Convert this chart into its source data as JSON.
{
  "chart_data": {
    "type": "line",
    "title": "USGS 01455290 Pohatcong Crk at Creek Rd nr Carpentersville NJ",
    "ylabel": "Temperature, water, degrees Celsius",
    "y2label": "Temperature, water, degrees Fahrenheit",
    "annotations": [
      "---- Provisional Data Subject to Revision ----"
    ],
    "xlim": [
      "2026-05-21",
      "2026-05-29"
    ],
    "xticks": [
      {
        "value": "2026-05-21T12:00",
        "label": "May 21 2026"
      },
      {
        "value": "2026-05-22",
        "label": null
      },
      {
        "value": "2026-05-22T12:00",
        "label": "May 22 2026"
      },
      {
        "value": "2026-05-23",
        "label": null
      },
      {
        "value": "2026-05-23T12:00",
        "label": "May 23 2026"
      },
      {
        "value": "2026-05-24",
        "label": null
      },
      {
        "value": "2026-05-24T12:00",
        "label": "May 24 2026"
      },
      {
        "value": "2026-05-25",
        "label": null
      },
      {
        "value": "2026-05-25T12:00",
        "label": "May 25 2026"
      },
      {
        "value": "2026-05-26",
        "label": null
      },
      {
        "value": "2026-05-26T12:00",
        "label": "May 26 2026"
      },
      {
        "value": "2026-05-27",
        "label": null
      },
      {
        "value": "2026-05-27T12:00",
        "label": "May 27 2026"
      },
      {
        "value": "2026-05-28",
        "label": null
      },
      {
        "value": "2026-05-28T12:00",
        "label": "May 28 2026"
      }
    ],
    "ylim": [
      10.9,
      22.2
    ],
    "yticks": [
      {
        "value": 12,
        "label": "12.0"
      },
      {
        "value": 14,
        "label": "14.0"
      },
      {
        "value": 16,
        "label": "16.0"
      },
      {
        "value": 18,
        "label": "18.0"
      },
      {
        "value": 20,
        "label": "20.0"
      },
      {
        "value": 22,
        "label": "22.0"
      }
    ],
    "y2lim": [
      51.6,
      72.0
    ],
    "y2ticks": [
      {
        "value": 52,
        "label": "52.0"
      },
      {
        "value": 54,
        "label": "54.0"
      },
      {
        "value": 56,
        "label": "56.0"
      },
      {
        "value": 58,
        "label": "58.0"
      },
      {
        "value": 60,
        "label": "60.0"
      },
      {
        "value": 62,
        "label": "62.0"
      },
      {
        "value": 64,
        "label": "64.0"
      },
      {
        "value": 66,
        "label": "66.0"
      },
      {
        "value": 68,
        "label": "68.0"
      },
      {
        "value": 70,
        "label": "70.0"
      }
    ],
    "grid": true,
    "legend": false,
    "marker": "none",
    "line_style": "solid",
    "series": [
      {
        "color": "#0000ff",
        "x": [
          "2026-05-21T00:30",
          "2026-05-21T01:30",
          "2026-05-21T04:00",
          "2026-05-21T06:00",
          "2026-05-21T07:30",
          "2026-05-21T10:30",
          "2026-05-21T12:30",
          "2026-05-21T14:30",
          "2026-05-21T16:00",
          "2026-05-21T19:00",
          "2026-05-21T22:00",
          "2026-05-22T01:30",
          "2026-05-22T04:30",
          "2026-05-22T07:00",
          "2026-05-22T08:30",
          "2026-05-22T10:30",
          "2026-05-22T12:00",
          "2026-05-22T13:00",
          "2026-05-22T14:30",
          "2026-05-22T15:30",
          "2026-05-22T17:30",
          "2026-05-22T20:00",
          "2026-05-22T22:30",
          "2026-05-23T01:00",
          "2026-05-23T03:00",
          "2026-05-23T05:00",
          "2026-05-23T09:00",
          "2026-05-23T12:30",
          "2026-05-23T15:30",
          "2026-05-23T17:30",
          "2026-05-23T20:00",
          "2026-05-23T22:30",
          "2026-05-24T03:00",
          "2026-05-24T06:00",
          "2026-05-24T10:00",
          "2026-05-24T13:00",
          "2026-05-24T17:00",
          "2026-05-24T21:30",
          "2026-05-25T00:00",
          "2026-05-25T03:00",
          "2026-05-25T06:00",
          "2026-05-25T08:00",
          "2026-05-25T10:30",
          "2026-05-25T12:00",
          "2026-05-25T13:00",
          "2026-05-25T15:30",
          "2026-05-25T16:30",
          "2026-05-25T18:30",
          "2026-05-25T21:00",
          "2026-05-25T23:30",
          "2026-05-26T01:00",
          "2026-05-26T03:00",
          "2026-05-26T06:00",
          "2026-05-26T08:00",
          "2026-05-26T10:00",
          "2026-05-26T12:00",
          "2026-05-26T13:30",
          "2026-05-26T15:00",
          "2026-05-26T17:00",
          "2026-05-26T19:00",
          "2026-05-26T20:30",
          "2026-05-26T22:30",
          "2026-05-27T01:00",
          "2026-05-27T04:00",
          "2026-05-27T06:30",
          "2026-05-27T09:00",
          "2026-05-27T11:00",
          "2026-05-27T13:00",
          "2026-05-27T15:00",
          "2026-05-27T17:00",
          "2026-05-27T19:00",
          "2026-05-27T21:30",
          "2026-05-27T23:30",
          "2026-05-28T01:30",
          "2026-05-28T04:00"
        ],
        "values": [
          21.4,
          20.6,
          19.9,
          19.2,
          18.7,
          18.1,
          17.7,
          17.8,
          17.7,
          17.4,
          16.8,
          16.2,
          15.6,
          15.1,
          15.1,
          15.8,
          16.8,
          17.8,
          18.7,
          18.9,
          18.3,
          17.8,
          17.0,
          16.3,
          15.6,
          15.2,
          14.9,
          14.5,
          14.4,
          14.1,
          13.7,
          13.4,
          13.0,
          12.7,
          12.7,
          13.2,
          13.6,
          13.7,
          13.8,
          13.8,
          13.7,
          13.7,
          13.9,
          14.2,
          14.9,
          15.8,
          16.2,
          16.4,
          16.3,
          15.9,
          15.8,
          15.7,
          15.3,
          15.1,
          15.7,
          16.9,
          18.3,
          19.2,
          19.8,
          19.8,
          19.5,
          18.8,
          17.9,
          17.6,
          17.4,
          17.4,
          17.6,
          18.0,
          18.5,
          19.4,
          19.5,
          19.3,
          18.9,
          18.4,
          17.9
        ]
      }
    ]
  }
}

Prompt =>
Give every line of the material again, exactly as it reads.

Complete output =>
Convert this chart into its source data as JSON.
{
  "chart_data": {
    "type": "line",
    "title": "USGS 01455290 Pohatcong Crk at Creek Rd nr Carpentersville NJ",
    "ylabel": "Temperature, water, degrees Celsius",
    "y2label": "Temperature, water, degrees Fahrenheit",
    "annotations": [
      "---- Provisional Data Subject to Revision ----"
    ],
    "xlim": [
      "2026-05-21",
      "2026-05-29"
    ],
    "xticks": [
      {
        "value": "2026-05-21T12:00",
        "label": "May 21 2026"
      },
      {
        "value": "2026-05-22",
        "label": null
      },
      {
        "value": "2026-05-22T12:00",
        "label": "May 22 2026"
      },
      {
        "value": "2026-05-23",
        "label": null
      },
      {
        "value": "2026-05-23T12:00",
        "label": "May 23 2026"
      },
      {
        "value": "2026-05-24",
        "label": null
      },
      {
        "value": "2026-05-24T12:00",
        "label": "May 24 2026"
      },
      {
        "value": "2026-05-25",
        "label": null
      },
      {
        "value": "2026-05-25T12:00",
        "label": "May 25 2026"
      },
      {
        "value": "2026-05-26",
        "label": null
      },
      {
        "value": "2026-05-26T12:00",
        "label": "May 26 2026"
      },
      {
        "value": "2026-05-27",
        "label": null
      },
      {
        "value": "2026-05-27T12:00",
        "label": "May 27 2026"
      },
      {
        "value": "2026-05-28",
        "label": null
      },
      {
        "value": "2026-05-28T12:00",
        "label": "May 28 2026"
      }
    ],
    "ylim": [
      10.9,
      22.2
    ],
    "yticks": [
      {
        "value": 12,
        "label": "12.0"
      },
      {
        "value": 14,
        "label": "14.0"
      },
      {
        "value": 16,
        "label": "16.0"
      },
      {
        "value": 18,
        "label": "18.0"
      },
      {
        "value": 20,
        "label": "20.0"
      },
      {
        "value": 22,
        "label": "22.0"
      }
    ],
    "y2lim": [
      51.6,
      72.0
    ],
    "y2ticks": [
      {
        "value": 52,
        "label": "52.0"
      },
      {
        "value": 54,
        "label": "54.0"
      },
      {
        "value": 56,
        "label": "56.0"
      },
      {
        "value": 58,
        "label": "58.0"
      },
      {
        "value": 60,
        "label": "60.0"
      },
      {
        "value": 62,
        "label": "62.0"
      },
      {
        "value": 64,
        "label": "64.0"
      },
      {
        "value": 66,
        "label": "66.0"
      },
      {
        "value": 68,
        "label": "68.0"
      },
      {
        "value": 70,
        "label": "70.0"
      }
    ],
    "grid": true,
    "legend": false,
    "marker": "none",
    "line_style": "solid",
    "series": [
      {
        "color": "#0000ff",
        "x": [
          "2026-05-21T00:30",
          "2026-05-21T01:30",
          "2026-05-21T04:00",
          "2026-05-21T06:00",
          "2026-05-21T07:30",
          "2026-05-21T10:30",
          "2026-05-21T12:30",
          "2026-05-21T14:30",
          "2026-05-21T16:00",
          "2026-05-21T19:00",
          "2026-05-21T22:00",
          "2026-05-22T01:30",
          "2026-05-22T04:30",
          "2026-05-22T07:00",
          "2026-05-22T08:30",
          "2026-05-22T10:30",
          "2026-05-22T12:00",
          "2026-05-22T13:00",
          "2026-05-22T14:30",
          "2026-05-22T15:30",
          "2026-05-22T17:30",
          "2026-05-22T20:00",
          "2026-05-22T22:30",
          "2026-05-23T01:00",
          "2026-05-23T03:00",
          "2026-05-23T05:00",
          "2026-05-23T09:00",
          "2026-05-23T12:30",
          "2026-05-23T15:30",
          "2026-05-23T17:30",
          "2026-05-23T20:00",
          "2026-05-23T22:30",
          "2026-05-24T03:00",
          "2026-05-24T06:00",
          "2026-05-24T10:00",
          "2026-05-24T13:00",
          "2026-05-24T17:00",
          "2026-05-24T21:30",
          "2026-05-25T00:00",
          "2026-05-25T03:00",
          "2026-05-25T06:00",
          "2026-05-25T08:00",
          "2026-05-25T10:30",
          "2026-05-25T12:00",
          "2026-05-25T13:00",
          "2026-05-25T15:30",
          "2026-05-25T16:30",
          "2026-05-25T18:30",
          "2026-05-25T21:00",
          "2026-05-25T23:30",
          "2026-05-26T01:00",
          "2026-05-26T03:00",
          "2026-05-26T06:00",
          "2026-05-26T08:00",
          "2026-05-26T10:00",
          "2026-05-26T12:00",
          "2026-05-26T13:30",
          "2026-05-26T15:00",
          "2026-05-26T17:00",
          "2026-05-26T19:00",
          "2026-05-26T20:30",
          "2026-05-26T22:30",
          "2026-05-27T01:00",
          "2026-05-27T04:00",
          "2026-05-27T06:30",
          "2026-05-27T09:00",
          "2026-05-27T11:00",
          "2026-05-27T13:00",
          "2026-05-27T15:00",
          "2026-05-27T17:00",
          "2026-05-27T19:00",
          "2026-05-27T21:30",
          "2026-05-27T23:30",
          "2026-05-28T01:30",
          "2026-05-28T04:00"
        ],
        "values": [
          21.4,
          20.6,
          19.9,
          19.2,
          18.7,
          18.1,
          17.7,
          17.8,
          17.7,
          17.4,
          16.8,
          16.2,
          15.6,
          15.1,
          15.1,
          15.8,
          16.8,
          17.8,
          18.7,
          18.9,
          18.3,
          17.8,
          17.0,
          16.3,
          15.6,
          15.2,
          14.9,
          14.5,
          14.4,
          14.1,
          13.7,
          13.4,
          13.0,
          12.7,
          12.7,
          13.2,
          13.6,
          13.7,
          13.8,
          13.8,
          13.7,
          13.7,
          13.9,
          14.2,
          14.9,
          15.8,
          16.2,
          16.4,
          16.3,
          15.9,
          15.8,
          15.7,
          15.3,
          15.1,
          15.7,
          16.9,
          18.3,
          19.2,
          19.8,
          19.8,
          19.5,
          18.8,
          17.9,
          17.6,
          17.4,
          17.4,
          17.6,
          18.0,
          18.5,
          19.4,
          19.5,
          19.3,
          18.9,
          18.4,
          17.9
        ]
      }
    ]
  }
}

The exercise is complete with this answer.